INFORMATION SHOWN:
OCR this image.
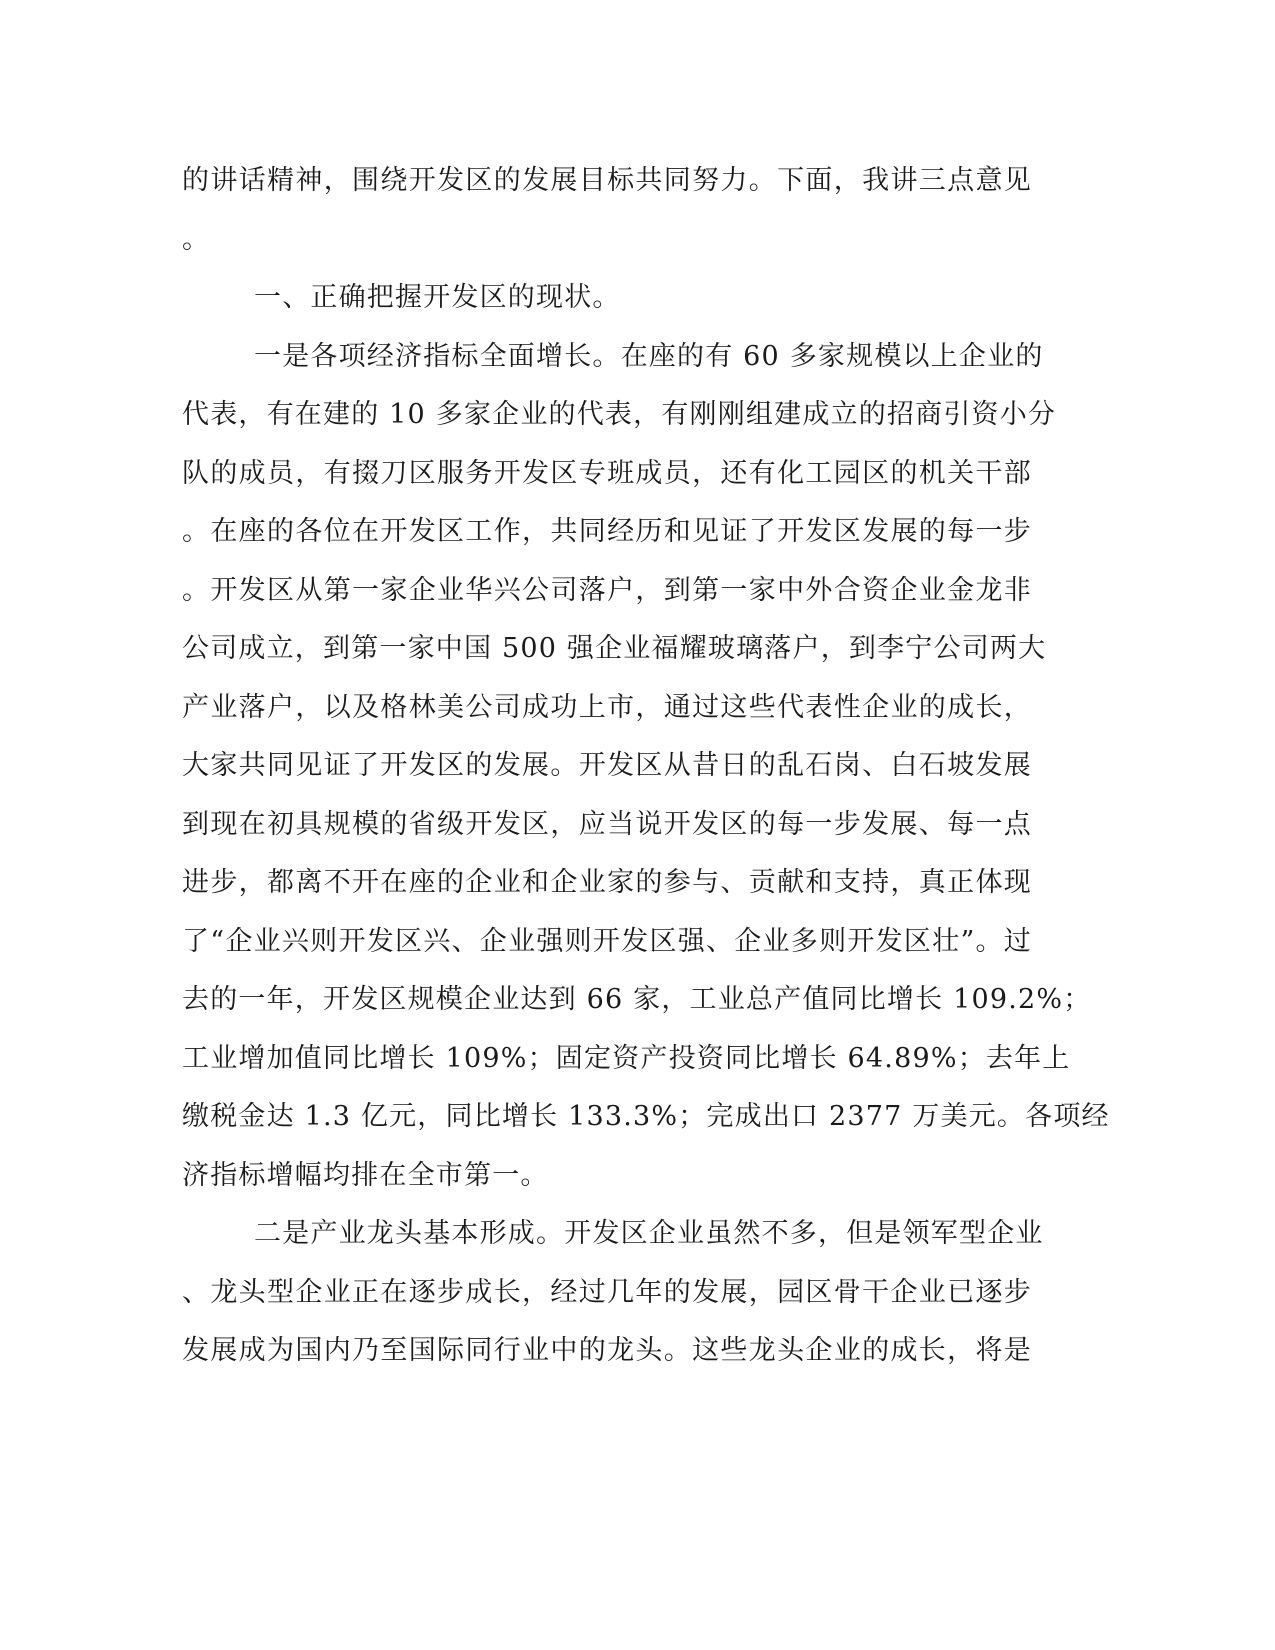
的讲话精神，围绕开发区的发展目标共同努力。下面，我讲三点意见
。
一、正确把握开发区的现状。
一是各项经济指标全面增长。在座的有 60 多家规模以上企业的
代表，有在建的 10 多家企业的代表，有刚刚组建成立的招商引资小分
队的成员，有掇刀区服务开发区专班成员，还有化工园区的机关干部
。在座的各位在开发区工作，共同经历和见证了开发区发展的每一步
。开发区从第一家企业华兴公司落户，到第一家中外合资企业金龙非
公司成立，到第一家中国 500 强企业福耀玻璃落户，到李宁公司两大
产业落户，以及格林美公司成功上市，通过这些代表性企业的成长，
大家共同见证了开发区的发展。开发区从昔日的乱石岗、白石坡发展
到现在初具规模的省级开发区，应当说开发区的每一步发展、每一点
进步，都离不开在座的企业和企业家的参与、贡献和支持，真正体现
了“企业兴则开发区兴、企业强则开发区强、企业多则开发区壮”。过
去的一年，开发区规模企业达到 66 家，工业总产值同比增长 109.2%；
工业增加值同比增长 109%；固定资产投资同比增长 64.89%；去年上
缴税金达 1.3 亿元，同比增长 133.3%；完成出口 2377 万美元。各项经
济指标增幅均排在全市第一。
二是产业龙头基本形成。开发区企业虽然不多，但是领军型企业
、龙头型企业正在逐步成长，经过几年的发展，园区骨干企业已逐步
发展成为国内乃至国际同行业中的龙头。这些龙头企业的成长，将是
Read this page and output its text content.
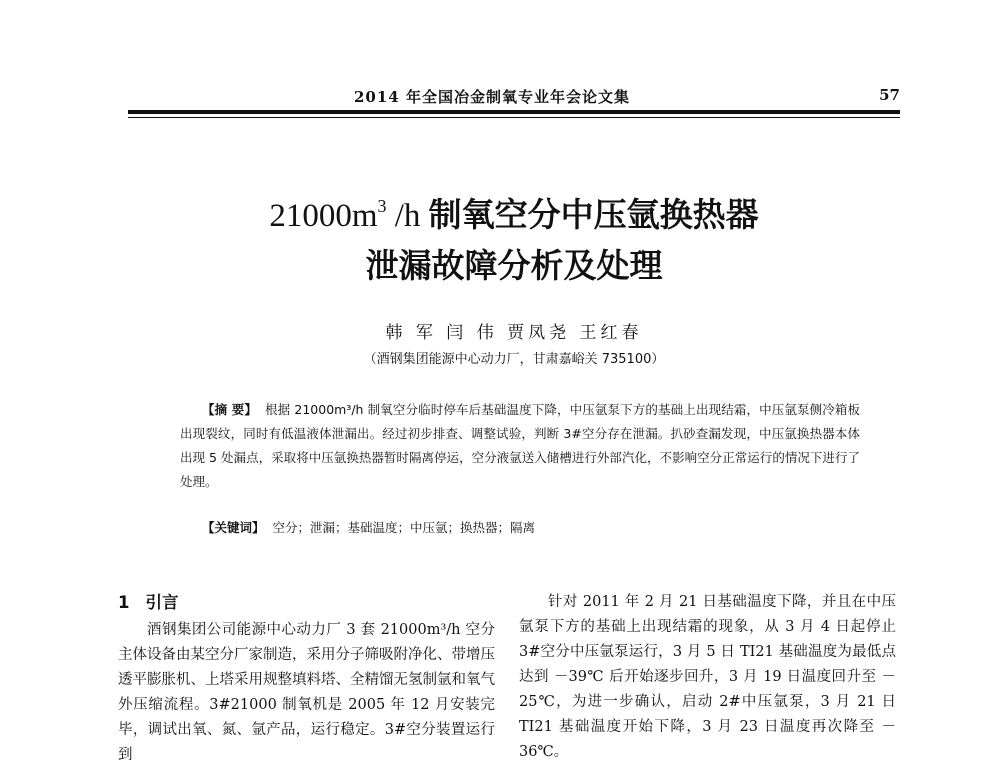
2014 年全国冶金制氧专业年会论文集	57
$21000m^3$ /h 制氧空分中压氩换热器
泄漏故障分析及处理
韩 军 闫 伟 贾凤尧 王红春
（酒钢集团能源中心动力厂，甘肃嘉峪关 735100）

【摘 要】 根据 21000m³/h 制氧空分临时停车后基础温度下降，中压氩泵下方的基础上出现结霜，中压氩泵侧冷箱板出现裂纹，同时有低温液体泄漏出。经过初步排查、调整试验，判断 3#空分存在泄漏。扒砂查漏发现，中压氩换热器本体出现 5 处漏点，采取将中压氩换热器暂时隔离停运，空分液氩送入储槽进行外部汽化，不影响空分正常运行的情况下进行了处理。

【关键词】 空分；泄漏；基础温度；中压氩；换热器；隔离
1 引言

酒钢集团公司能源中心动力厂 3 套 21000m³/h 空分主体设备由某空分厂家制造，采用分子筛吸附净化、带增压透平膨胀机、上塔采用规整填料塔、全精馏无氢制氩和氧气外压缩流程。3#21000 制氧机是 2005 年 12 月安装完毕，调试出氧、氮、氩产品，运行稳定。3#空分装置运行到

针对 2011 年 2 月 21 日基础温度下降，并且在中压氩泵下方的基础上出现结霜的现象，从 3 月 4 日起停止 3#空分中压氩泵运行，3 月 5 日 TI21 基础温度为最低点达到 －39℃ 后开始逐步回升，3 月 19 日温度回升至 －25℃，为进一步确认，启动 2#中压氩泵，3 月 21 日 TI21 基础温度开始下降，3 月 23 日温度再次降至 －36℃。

...

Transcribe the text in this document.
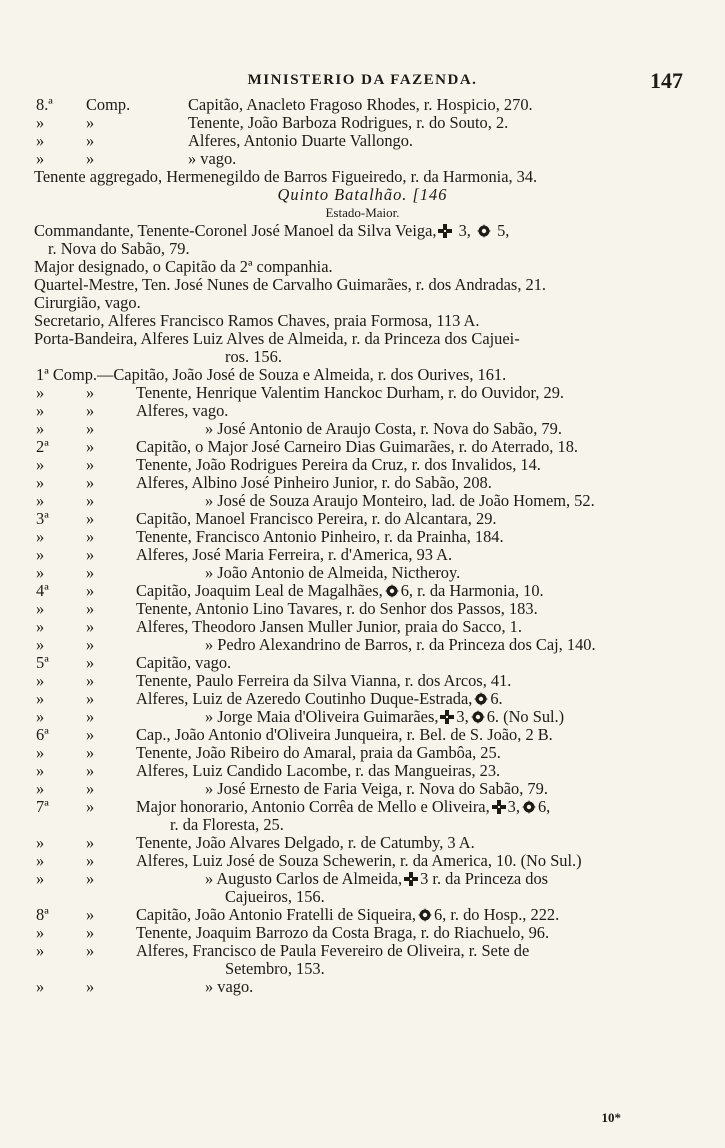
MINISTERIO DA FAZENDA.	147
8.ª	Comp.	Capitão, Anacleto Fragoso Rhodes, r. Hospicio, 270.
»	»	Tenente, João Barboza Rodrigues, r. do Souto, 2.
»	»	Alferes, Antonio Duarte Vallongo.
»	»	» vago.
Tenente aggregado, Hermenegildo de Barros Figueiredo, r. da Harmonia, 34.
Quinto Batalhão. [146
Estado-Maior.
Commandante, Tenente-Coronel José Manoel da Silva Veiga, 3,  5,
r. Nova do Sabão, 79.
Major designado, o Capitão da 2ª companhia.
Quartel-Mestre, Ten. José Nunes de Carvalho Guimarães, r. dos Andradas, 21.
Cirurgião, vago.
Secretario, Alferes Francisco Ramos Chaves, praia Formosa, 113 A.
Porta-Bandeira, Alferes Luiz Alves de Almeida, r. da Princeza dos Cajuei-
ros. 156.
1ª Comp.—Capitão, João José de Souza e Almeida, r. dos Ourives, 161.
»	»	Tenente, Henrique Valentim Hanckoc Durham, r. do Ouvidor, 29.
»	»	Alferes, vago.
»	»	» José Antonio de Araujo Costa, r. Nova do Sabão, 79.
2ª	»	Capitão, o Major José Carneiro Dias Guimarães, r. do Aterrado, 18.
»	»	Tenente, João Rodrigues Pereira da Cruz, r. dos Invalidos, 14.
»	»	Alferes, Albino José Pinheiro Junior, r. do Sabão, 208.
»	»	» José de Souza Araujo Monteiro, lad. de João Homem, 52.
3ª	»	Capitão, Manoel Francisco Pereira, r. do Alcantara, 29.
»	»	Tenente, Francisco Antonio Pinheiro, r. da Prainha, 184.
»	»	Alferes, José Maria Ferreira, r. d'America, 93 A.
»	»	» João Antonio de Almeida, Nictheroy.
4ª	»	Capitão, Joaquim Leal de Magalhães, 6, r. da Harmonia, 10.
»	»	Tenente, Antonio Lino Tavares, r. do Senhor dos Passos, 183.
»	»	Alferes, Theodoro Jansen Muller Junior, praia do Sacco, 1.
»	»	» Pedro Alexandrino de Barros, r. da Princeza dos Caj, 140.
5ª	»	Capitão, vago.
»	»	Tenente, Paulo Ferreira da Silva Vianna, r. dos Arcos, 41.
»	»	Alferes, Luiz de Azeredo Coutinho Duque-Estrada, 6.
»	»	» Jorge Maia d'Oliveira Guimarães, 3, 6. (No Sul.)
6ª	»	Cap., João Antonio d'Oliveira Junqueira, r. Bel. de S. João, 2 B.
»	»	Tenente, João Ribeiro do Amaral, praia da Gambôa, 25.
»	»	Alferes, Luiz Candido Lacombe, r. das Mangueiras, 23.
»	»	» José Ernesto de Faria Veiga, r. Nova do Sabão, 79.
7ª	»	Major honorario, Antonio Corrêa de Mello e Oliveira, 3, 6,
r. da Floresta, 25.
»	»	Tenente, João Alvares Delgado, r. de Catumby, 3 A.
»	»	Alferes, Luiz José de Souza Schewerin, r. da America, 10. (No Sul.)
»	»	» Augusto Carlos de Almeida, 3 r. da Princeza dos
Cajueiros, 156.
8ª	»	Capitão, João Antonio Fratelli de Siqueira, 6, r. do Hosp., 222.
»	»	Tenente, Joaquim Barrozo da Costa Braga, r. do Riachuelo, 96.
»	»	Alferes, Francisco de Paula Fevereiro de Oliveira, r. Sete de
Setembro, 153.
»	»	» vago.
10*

PROMPT: Look through the entries and work out how many lines have the word "America" in them; reply with that number only.

WRITTEN ANSWER: 2